Copy the data that follows exactly. Include no pictures.

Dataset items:
'''

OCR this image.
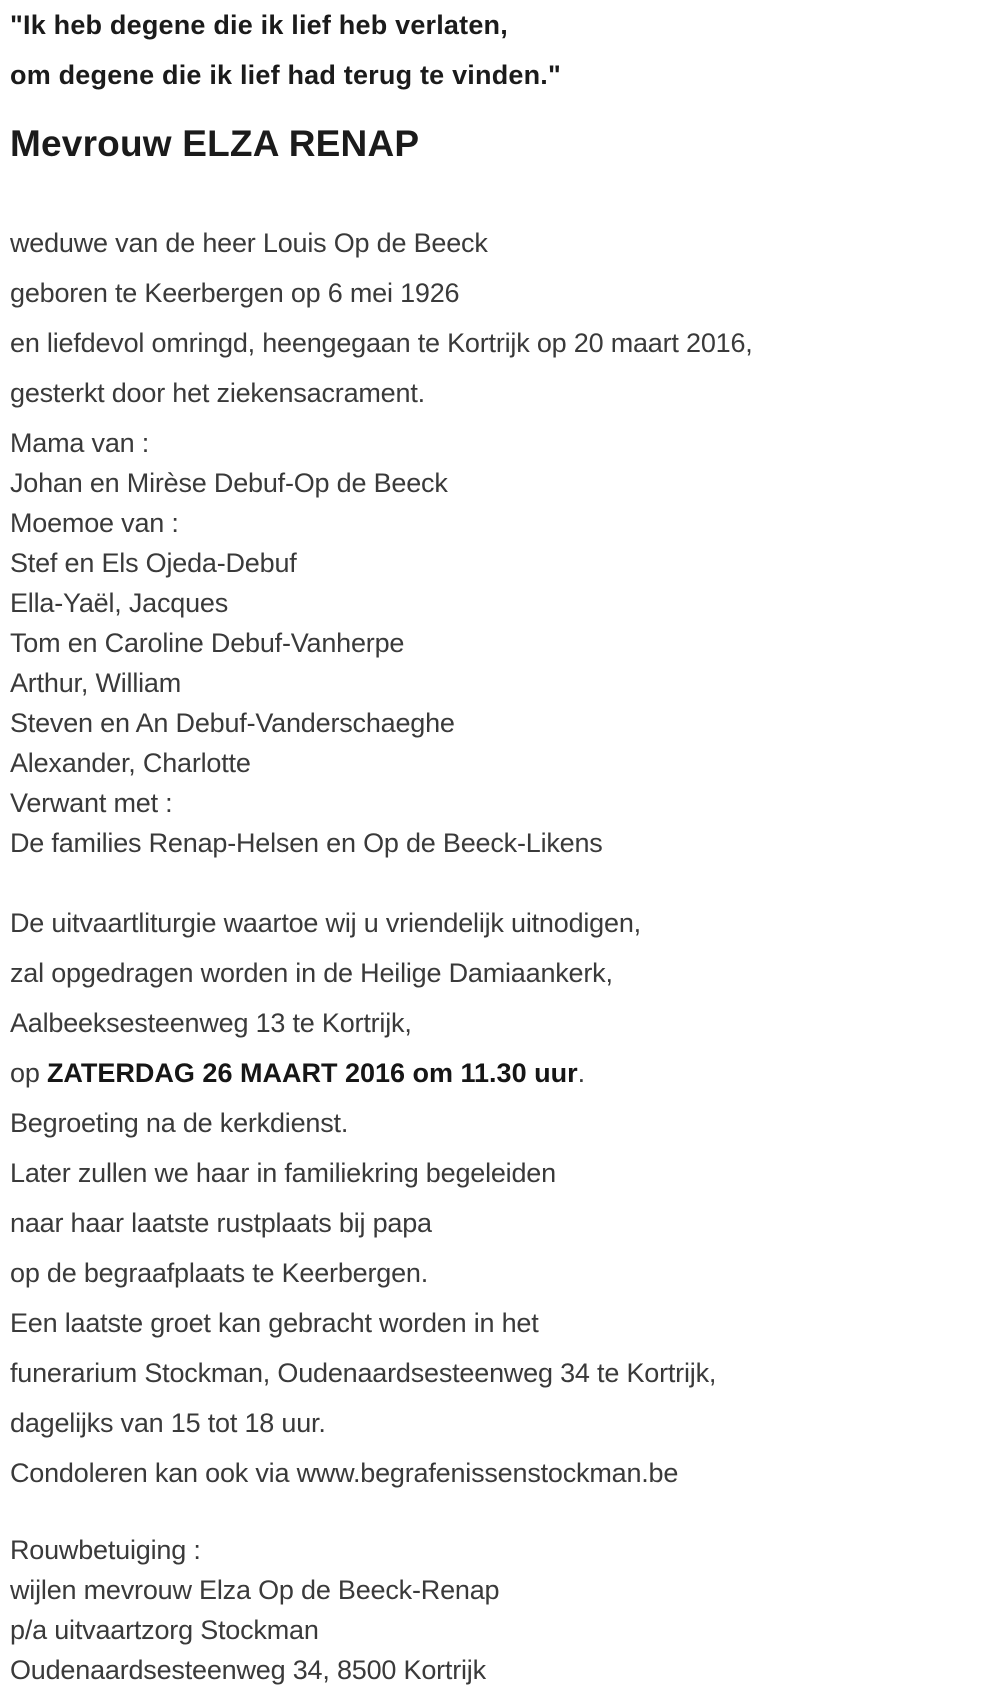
"Ik heb degene die ik lief heb verlaten,

om degene die ik lief had terug te vinden."

Mevrouw ELZA RENAP

weduwe van de heer Louis Op de Beeck

geboren te Keerbergen op 6 mei 1926

en liefdevol omringd, heengegaan te Kortrijk op 20 maart 2016,

gesterkt door het ziekensacrament.

Mama van :

Johan en Mirèse Debuf-Op de Beeck

Moemoe van :

Stef en Els Ojeda-Debuf

Ella-Yaël, Jacques

Tom en Caroline Debuf-Vanherpe

Arthur, William

Steven en An Debuf-Vanderschaeghe

Alexander, Charlotte

Verwant met :

De families Renap-Helsen en Op de Beeck-Likens

De uitvaartliturgie waartoe wij u vriendelijk uitnodigen,

zal opgedragen worden in de Heilige Damiaankerk,

Aalbeeksesteenweg 13 te Kortrijk,

op ZATERDAG 26 MAART 2016 om 11.30 uur.

Begroeting na de kerkdienst.

Later zullen we haar in familiekring begeleiden

naar haar laatste rustplaats bij papa

op de begraafplaats te Keerbergen.

Een laatste groet kan gebracht worden in het

funerarium Stockman, Oudenaardsesteenweg 34 te Kortrijk,

dagelijks van 15 tot 18 uur.

Condoleren kan ook via www.begrafenissenstockman.be

Rouwbetuiging :

wijlen mevrouw Elza Op de Beeck-Renap

p/a uitvaartzorg Stockman

Oudenaardsesteenweg 34, 8500 Kortrijk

'''

- Output of the task
OCR this image.
"Ik heb degene die ik lief heb verlaten,

om degene die ik lief had terug te vinden."

Mevrouw ELZA RENAP

weduwe van de heer Louis Op de Beeck

geboren te Keerbergen op 6 mei 1926

en liefdevol omringd, heengegaan te Kortrijk op 20 maart 2016,

gesterkt door het ziekensacrament.

Mama van :

Johan en Mirèse Debuf-Op de Beeck

Moemoe van :

Stef en Els Ojeda-Debuf

Ella-Yaël, Jacques

Tom en Caroline Debuf-Vanherpe

Arthur, William

Steven en An Debuf-Vanderschaeghe

Alexander, Charlotte

Verwant met :

De families Renap-Helsen en Op de Beeck-Likens

De uitvaartliturgie waartoe wij u vriendelijk uitnodigen,

zal opgedragen worden in de Heilige Damiaankerk,

Aalbeeksesteenweg 13 te Kortrijk,

op ZATERDAG 26 MAART 2016 om 11.30 uur.

Begroeting na de kerkdienst.

Later zullen we haar in familiekring begeleiden

naar haar laatste rustplaats bij papa

op de begraafplaats te Keerbergen.

Een laatste groet kan gebracht worden in het

funerarium Stockman, Oudenaardsesteenweg 34 te Kortrijk,

dagelijks van 15 tot 18 uur.

Condoleren kan ook via www.begrafenissenstockman.be

Rouwbetuiging :

wijlen mevrouw Elza Op de Beeck-Renap

p/a uitvaartzorg Stockman

Oudenaardsesteenweg 34, 8500 Kortrijk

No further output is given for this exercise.